* BEGIN *
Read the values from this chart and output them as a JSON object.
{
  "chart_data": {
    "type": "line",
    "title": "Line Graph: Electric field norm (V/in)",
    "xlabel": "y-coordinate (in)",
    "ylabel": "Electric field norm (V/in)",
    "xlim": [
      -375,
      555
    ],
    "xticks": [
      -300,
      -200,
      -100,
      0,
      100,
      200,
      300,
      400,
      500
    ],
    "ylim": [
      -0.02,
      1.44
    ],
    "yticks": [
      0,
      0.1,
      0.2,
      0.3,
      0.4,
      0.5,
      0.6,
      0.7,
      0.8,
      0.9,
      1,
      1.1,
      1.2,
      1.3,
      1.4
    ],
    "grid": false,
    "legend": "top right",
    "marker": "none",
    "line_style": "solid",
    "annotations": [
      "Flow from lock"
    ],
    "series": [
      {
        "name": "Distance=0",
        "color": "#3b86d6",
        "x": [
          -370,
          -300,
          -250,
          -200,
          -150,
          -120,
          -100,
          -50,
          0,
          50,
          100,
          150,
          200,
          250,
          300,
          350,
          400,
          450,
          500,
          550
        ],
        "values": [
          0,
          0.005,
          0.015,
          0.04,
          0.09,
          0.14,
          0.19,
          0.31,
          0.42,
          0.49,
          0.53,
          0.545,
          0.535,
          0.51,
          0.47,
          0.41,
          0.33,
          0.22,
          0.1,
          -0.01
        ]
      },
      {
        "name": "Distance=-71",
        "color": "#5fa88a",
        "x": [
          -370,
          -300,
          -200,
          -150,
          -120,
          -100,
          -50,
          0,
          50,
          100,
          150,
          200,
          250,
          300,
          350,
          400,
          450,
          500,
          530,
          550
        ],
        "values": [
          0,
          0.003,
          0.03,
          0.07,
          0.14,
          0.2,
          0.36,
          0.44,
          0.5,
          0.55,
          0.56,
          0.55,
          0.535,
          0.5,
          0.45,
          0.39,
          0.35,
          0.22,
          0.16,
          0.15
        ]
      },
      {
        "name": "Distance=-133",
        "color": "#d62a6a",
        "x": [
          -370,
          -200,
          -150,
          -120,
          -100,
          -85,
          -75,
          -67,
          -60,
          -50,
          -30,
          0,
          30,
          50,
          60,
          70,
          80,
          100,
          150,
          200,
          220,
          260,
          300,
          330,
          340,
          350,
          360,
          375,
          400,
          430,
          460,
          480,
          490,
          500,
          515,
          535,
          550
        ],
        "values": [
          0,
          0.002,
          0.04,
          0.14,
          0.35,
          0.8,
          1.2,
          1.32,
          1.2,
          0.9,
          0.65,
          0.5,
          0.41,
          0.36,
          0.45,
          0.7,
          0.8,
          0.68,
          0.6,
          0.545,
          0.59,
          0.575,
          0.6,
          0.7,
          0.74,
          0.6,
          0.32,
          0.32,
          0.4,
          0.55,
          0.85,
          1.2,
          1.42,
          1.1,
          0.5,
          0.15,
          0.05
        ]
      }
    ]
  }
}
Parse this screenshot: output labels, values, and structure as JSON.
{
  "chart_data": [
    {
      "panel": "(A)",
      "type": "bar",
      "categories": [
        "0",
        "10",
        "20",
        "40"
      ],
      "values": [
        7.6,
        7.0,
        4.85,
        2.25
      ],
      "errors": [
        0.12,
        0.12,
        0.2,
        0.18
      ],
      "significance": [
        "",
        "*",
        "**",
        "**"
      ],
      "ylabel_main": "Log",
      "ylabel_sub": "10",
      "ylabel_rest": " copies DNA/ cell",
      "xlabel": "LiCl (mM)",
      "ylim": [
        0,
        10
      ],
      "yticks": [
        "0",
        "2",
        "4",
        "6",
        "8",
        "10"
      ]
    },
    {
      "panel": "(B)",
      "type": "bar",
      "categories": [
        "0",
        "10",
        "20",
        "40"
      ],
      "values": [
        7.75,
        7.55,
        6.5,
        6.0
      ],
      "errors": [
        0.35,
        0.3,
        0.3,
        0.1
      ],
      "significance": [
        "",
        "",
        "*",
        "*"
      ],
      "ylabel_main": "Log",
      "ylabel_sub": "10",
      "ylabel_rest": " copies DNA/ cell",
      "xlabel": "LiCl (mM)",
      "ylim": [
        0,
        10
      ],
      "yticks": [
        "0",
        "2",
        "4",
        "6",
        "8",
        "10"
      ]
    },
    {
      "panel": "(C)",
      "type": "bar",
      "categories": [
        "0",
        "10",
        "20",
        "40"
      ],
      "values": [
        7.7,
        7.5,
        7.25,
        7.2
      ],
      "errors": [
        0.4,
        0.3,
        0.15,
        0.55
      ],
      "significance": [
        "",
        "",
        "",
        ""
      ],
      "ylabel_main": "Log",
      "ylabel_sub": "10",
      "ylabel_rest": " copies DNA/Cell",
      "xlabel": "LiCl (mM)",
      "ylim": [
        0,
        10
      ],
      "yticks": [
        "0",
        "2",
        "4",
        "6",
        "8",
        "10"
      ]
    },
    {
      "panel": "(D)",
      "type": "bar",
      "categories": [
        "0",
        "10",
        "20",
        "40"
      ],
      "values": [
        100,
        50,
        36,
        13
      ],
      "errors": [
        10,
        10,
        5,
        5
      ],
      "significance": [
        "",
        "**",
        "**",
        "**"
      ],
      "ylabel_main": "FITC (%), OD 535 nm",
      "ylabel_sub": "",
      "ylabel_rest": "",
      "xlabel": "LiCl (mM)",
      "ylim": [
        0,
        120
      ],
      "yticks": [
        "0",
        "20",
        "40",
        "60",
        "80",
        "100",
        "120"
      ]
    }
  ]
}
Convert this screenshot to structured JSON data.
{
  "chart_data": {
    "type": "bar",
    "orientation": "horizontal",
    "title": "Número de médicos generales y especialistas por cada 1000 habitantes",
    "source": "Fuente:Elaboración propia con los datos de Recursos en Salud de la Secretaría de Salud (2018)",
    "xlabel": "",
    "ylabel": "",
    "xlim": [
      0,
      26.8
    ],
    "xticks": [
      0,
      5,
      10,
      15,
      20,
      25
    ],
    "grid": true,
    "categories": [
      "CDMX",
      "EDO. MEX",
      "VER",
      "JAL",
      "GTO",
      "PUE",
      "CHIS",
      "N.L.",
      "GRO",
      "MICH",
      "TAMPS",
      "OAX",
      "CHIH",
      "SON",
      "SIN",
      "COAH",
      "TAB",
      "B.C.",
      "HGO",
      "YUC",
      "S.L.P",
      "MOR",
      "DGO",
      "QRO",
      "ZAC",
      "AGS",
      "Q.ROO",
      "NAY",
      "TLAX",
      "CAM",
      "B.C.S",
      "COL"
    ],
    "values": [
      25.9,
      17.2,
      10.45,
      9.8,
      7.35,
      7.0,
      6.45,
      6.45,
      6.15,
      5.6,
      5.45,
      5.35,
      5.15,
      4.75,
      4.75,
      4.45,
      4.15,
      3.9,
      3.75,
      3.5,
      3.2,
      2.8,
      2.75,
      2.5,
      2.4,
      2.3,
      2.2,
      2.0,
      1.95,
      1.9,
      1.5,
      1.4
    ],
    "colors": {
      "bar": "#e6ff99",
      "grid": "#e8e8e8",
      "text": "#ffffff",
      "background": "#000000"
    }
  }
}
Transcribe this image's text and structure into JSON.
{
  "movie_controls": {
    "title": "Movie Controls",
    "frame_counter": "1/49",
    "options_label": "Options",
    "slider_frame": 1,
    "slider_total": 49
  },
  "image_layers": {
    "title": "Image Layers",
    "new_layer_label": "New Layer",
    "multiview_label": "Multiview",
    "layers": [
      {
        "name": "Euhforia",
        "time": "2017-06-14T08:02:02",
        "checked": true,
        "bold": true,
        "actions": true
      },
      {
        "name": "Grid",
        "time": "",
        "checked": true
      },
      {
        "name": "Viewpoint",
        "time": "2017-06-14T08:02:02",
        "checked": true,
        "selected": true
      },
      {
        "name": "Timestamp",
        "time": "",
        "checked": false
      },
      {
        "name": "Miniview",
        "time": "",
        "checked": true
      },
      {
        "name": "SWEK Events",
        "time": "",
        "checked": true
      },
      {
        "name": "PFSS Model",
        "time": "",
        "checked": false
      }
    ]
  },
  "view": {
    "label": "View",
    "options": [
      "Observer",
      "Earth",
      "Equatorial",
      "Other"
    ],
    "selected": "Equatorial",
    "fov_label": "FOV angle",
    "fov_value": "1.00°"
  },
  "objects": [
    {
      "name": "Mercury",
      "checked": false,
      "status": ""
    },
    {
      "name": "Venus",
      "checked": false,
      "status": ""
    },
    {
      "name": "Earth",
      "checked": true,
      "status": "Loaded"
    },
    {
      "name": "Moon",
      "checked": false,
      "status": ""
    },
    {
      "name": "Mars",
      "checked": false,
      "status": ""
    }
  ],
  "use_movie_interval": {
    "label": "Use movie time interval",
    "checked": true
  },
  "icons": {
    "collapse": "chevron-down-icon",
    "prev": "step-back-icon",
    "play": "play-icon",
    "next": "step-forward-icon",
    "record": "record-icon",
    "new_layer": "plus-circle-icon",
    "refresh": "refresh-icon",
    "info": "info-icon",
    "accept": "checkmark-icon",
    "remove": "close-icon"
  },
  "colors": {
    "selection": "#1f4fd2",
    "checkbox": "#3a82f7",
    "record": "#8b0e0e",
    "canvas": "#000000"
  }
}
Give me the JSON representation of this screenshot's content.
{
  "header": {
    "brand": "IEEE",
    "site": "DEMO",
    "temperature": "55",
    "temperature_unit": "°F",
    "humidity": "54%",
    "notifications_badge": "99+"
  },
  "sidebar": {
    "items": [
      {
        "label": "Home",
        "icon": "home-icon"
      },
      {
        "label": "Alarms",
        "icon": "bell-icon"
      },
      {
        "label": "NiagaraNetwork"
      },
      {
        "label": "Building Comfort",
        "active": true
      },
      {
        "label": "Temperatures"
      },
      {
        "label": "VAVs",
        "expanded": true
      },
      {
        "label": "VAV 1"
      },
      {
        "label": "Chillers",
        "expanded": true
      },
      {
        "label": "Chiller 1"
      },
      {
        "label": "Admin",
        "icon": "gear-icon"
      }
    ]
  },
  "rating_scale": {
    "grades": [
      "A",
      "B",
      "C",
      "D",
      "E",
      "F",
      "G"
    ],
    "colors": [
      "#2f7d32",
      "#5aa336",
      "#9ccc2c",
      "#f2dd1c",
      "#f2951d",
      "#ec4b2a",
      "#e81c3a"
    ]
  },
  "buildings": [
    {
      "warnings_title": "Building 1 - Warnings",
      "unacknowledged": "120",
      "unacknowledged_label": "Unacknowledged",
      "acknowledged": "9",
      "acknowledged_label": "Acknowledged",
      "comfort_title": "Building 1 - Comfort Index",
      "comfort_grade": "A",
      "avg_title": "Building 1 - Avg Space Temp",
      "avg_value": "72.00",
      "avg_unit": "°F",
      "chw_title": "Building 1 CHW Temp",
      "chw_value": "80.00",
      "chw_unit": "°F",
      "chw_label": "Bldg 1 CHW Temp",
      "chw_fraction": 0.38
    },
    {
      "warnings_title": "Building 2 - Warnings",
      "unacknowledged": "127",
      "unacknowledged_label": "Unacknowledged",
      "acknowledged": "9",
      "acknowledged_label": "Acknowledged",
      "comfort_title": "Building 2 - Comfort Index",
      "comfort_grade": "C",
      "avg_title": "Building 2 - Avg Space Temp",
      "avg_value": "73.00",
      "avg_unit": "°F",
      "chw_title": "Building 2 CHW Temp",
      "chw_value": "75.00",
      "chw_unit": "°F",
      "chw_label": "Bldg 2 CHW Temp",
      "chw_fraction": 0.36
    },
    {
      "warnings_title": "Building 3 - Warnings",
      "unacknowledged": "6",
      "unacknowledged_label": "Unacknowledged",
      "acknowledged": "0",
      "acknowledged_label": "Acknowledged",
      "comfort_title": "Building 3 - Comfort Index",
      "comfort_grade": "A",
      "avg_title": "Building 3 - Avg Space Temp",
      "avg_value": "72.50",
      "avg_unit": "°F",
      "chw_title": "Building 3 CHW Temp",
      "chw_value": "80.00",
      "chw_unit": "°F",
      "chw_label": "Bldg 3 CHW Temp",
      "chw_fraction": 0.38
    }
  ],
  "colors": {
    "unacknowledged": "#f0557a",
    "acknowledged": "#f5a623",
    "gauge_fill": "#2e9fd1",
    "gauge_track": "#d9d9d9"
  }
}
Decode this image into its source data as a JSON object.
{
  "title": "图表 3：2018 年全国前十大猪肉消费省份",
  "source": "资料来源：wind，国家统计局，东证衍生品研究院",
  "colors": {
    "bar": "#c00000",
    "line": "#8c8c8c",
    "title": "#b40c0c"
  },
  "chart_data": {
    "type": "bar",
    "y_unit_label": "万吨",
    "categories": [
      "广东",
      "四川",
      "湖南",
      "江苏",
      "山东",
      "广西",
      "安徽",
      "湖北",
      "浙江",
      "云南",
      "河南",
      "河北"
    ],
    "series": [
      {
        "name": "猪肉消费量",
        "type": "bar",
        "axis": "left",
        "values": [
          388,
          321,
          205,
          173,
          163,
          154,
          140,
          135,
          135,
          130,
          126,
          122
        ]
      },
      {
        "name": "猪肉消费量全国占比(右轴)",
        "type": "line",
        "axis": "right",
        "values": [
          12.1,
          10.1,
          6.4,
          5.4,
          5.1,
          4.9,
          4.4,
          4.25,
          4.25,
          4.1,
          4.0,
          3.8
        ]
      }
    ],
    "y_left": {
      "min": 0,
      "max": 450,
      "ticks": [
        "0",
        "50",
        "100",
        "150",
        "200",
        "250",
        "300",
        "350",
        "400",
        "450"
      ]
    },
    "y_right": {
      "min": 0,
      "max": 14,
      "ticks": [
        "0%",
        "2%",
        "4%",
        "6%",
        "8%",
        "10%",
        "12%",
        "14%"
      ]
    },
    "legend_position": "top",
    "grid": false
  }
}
* END *
TASK REQUIREMENTS:
Locate all lines in the listing above with the word "JSON". Copy them.

WRITTEN ANSWER:
Read the values from this chart and output them as a JSON object.
Parse this screenshot: output labels, values, and structure as JSON.
Convert this screenshot to structured JSON data.
Transcribe this image's text and structure into JSON.
Give me the JSON representation of this screenshot's content.
Decode this image into its source data as a JSON object.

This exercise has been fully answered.